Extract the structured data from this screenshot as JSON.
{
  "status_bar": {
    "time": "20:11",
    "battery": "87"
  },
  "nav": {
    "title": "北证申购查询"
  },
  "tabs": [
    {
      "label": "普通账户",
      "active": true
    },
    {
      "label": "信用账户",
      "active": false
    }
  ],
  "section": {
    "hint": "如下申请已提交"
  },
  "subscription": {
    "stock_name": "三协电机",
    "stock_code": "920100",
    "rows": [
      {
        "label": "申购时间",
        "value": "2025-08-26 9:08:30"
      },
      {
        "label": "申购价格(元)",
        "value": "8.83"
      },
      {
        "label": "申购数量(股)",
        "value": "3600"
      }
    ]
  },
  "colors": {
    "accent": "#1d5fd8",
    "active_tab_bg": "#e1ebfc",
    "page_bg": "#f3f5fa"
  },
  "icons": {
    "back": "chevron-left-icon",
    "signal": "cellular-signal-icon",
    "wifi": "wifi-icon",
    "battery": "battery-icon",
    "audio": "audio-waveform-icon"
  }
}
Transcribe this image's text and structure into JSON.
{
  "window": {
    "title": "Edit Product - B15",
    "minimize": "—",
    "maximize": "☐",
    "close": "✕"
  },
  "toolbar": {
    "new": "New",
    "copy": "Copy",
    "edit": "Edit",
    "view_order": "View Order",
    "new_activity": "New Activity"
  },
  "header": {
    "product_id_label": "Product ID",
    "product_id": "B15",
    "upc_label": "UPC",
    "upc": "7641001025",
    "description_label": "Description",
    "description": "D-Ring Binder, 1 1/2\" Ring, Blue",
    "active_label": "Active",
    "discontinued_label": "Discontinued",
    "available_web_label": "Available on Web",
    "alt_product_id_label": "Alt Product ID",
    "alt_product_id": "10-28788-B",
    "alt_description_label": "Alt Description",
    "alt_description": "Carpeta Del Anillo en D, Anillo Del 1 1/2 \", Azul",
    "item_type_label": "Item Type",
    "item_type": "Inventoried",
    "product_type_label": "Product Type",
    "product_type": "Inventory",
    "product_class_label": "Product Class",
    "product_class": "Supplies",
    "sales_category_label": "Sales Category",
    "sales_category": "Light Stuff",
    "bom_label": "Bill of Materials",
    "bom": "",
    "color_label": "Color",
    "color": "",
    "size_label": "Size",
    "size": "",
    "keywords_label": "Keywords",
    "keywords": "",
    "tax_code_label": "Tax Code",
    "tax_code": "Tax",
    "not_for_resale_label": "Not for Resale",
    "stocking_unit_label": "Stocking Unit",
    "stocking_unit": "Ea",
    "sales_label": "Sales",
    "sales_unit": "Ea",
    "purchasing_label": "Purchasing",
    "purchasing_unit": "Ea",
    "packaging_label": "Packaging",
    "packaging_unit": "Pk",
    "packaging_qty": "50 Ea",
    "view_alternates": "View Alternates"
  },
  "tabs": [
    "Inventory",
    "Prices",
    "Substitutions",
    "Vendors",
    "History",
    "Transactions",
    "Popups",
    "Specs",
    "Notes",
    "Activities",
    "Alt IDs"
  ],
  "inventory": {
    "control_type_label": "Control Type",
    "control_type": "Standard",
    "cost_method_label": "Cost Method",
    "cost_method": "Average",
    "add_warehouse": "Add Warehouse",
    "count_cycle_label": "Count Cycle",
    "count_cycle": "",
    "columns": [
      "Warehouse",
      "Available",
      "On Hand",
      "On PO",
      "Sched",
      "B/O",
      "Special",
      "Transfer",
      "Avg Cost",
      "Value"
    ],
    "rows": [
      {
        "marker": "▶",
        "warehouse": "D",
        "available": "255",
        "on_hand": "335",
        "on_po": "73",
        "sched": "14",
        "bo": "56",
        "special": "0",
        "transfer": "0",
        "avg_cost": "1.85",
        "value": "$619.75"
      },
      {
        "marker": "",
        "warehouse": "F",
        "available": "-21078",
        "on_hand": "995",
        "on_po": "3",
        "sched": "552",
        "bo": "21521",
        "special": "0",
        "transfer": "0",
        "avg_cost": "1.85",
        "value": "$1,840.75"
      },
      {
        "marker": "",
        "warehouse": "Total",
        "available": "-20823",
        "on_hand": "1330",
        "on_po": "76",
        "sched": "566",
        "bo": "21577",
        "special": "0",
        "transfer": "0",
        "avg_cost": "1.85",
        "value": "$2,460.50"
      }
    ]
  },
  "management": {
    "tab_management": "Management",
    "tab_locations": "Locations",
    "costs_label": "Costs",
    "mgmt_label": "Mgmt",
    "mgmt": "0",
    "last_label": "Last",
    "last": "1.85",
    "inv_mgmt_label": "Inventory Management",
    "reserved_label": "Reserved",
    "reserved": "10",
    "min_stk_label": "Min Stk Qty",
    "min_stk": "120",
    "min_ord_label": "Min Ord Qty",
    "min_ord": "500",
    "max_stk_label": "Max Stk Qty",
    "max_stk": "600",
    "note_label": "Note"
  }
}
================================
Your objective:
Reproduce every entry shown above, precisely as it stands.

Response to the task:
Extract the structured data from this screenshot as JSON.
{
  "status_bar": {
    "time": "20:11",
    "battery": "87"
  },
  "nav": {
    "title": "北证申购查询"
  },
  "tabs": [
    {
      "label": "普通账户",
      "active": true
    },
    {
      "label": "信用账户",
      "active": false
    }
  ],
  "section": {
    "hint": "如下申请已提交"
  },
  "subscription": {
    "stock_name": "三协电机",
    "stock_code": "920100",
    "rows": [
      {
        "label": "申购时间",
        "value": "2025-08-26 9:08:30"
      },
      {
        "label": "申购价格(元)",
        "value": "8.83"
      },
      {
        "label": "申购数量(股)",
        "value": "3600"
      }
    ]
  },
  "colors": {
    "accent": "#1d5fd8",
    "active_tab_bg": "#e1ebfc",
    "page_bg": "#f3f5fa"
  },
  "icons": {
    "back": "chevron-left-icon",
    "signal": "cellular-signal-icon",
    "wifi": "wifi-icon",
    "battery": "battery-icon",
    "audio": "audio-waveform-icon"
  }
}
Transcribe this image's text and structure into JSON.
{
  "window": {
    "title": "Edit Product - B15",
    "minimize": "—",
    "maximize": "☐",
    "close": "✕"
  },
  "toolbar": {
    "new": "New",
    "copy": "Copy",
    "edit": "Edit",
    "view_order": "View Order",
    "new_activity": "New Activity"
  },
  "header": {
    "product_id_label": "Product ID",
    "product_id": "B15",
    "upc_label": "UPC",
    "upc": "7641001025",
    "description_label": "Description",
    "description": "D-Ring Binder, 1 1/2\" Ring, Blue",
    "active_label": "Active",
    "discontinued_label": "Discontinued",
    "available_web_label": "Available on Web",
    "alt_product_id_label": "Alt Product ID",
    "alt_product_id": "10-28788-B",
    "alt_description_label": "Alt Description",
    "alt_description": "Carpeta Del Anillo en D, Anillo Del 1 1/2 \", Azul",
    "item_type_label": "Item Type",
    "item_type": "Inventoried",
    "product_type_label": "Product Type",
    "product_type": "Inventory",
    "product_class_label": "Product Class",
    "product_class": "Supplies",
    "sales_category_label": "Sales Category",
    "sales_category": "Light Stuff",
    "bom_label": "Bill of Materials",
    "bom": "",
    "color_label": "Color",
    "color": "",
    "size_label": "Size",
    "size": "",
    "keywords_label": "Keywords",
    "keywords": "",
    "tax_code_label": "Tax Code",
    "tax_code": "Tax",
    "not_for_resale_label": "Not for Resale",
    "stocking_unit_label": "Stocking Unit",
    "stocking_unit": "Ea",
    "sales_label": "Sales",
    "sales_unit": "Ea",
    "purchasing_label": "Purchasing",
    "purchasing_unit": "Ea",
    "packaging_label": "Packaging",
    "packaging_unit": "Pk",
    "packaging_qty": "50 Ea",
    "view_alternates": "View Alternates"
  },
  "tabs": [
    "Inventory",
    "Prices",
    "Substitutions",
    "Vendors",
    "History",
    "Transactions",
    "Popups",
    "Specs",
    "Notes",
    "Activities",
    "Alt IDs"
  ],
  "inventory": {
    "control_type_label": "Control Type",
    "control_type": "Standard",
    "cost_method_label": "Cost Method",
    "cost_method": "Average",
    "add_warehouse": "Add Warehouse",
    "count_cycle_label": "Count Cycle",
    "count_cycle": "",
    "columns": [
      "Warehouse",
      "Available",
      "On Hand",
      "On PO",
      "Sched",
      "B/O",
      "Special",
      "Transfer",
      "Avg Cost",
      "Value"
    ],
    "rows": [
      {
        "marker": "▶",
        "warehouse": "D",
        "available": "255",
        "on_hand": "335",
        "on_po": "73",
        "sched": "14",
        "bo": "56",
        "special": "0",
        "transfer": "0",
        "avg_cost": "1.85",
        "value": "$619.75"
      },
      {
        "marker": "",
        "warehouse": "F",
        "available": "-21078",
        "on_hand": "995",
        "on_po": "3",
        "sched": "552",
        "bo": "21521",
        "special": "0",
        "transfer": "0",
        "avg_cost": "1.85",
        "value": "$1,840.75"
      },
      {
        "marker": "",
        "warehouse": "Total",
        "available": "-20823",
        "on_hand": "1330",
        "on_po": "76",
        "sched": "566",
        "bo": "21577",
        "special": "0",
        "transfer": "0",
        "avg_cost": "1.85",
        "value": "$2,460.50"
      }
    ]
  },
  "management": {
    "tab_management": "Management",
    "tab_locations": "Locations",
    "costs_label": "Costs",
    "mgmt_label": "Mgmt",
    "mgmt": "0",
    "last_label": "Last",
    "last": "1.85",
    "inv_mgmt_label": "Inventory Management",
    "reserved_label": "Reserved",
    "reserved": "10",
    "min_stk_label": "Min Stk Qty",
    "min_stk": "120",
    "min_ord_label": "Min Ord Qty",
    "min_ord": "500",
    "max_stk_label": "Max Stk Qty",
    "max_stk": "600",
    "note_label": "Note"
  }
}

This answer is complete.